Stated problem:
Extract the text of each entry below exactly, leaving every image behind.

>> Start Listed entries

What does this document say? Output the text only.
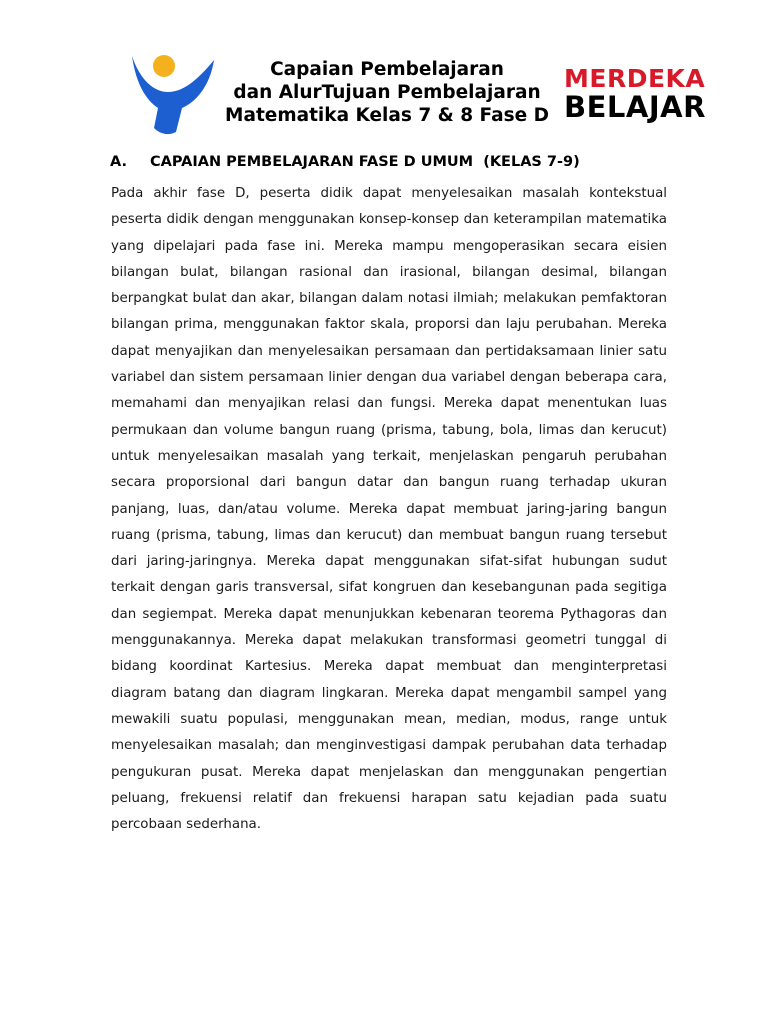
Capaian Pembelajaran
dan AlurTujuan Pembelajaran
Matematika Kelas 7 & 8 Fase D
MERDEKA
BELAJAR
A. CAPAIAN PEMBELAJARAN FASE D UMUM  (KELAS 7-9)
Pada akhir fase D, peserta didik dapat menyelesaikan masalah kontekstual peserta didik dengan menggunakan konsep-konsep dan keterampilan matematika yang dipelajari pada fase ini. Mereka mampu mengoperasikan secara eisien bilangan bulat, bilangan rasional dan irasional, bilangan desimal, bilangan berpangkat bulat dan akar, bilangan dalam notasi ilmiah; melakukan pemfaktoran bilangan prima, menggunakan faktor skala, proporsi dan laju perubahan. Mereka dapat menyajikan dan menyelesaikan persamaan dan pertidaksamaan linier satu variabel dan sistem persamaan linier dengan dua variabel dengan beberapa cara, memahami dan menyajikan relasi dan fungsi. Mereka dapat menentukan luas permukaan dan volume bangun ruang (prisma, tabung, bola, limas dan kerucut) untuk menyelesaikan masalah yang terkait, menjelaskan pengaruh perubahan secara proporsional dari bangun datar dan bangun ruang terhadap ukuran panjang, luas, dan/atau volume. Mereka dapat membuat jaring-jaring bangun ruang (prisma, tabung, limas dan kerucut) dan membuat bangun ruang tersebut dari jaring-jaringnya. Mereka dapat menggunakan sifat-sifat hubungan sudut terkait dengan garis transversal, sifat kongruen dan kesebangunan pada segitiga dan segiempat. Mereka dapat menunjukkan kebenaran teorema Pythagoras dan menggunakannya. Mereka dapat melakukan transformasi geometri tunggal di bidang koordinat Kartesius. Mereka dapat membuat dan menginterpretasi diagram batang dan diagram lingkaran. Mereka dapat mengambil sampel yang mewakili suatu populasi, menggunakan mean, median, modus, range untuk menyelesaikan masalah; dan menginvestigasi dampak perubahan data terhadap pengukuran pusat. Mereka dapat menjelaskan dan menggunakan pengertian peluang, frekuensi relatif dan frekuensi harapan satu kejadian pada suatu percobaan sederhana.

>> End Listed entries

Output of the task:
What does this document say? Output the text only.
Capaian Pembelajaran
dan AlurTujuan Pembelajaran
Matematika Kelas 7 & 8 Fase D
MERDEKA
BELAJAR
A. CAPAIAN PEMBELAJARAN FASE D UMUM  (KELAS 7-9)
Pada akhir fase D, peserta didik dapat menyelesaikan masalah kontekstual peserta didik dengan menggunakan konsep-konsep dan keterampilan matematika yang dipelajari pada fase ini. Mereka mampu mengoperasikan secara eisien bilangan bulat, bilangan rasional dan irasional, bilangan desimal, bilangan berpangkat bulat dan akar, bilangan dalam notasi ilmiah; melakukan pemfaktoran bilangan prima, menggunakan faktor skala, proporsi dan laju perubahan. Mereka dapat menyajikan dan menyelesaikan persamaan dan pertidaksamaan linier satu variabel dan sistem persamaan linier dengan dua variabel dengan beberapa cara, memahami dan menyajikan relasi dan fungsi. Mereka dapat menentukan luas permukaan dan volume bangun ruang (prisma, tabung, bola, limas dan kerucut) untuk menyelesaikan masalah yang terkait, menjelaskan pengaruh perubahan secara proporsional dari bangun datar dan bangun ruang terhadap ukuran panjang, luas, dan/atau volume. Mereka dapat membuat jaring-jaring bangun ruang (prisma, tabung, limas dan kerucut) dan membuat bangun ruang tersebut dari jaring-jaringnya. Mereka dapat menggunakan sifat-sifat hubungan sudut terkait dengan garis transversal, sifat kongruen dan kesebangunan pada segitiga dan segiempat. Mereka dapat menunjukkan kebenaran teorema Pythagoras dan menggunakannya. Mereka dapat melakukan transformasi geometri tunggal di bidang koordinat Kartesius. Mereka dapat membuat dan menginterpretasi diagram batang dan diagram lingkaran. Mereka dapat mengambil sampel yang mewakili suatu populasi, menggunakan mean, median, modus, range untuk menyelesaikan masalah; dan menginvestigasi dampak perubahan data terhadap pengukuran pusat. Mereka dapat menjelaskan dan menggunakan pengertian peluang, frekuensi relatif dan frekuensi harapan satu kejadian pada suatu percobaan sederhana.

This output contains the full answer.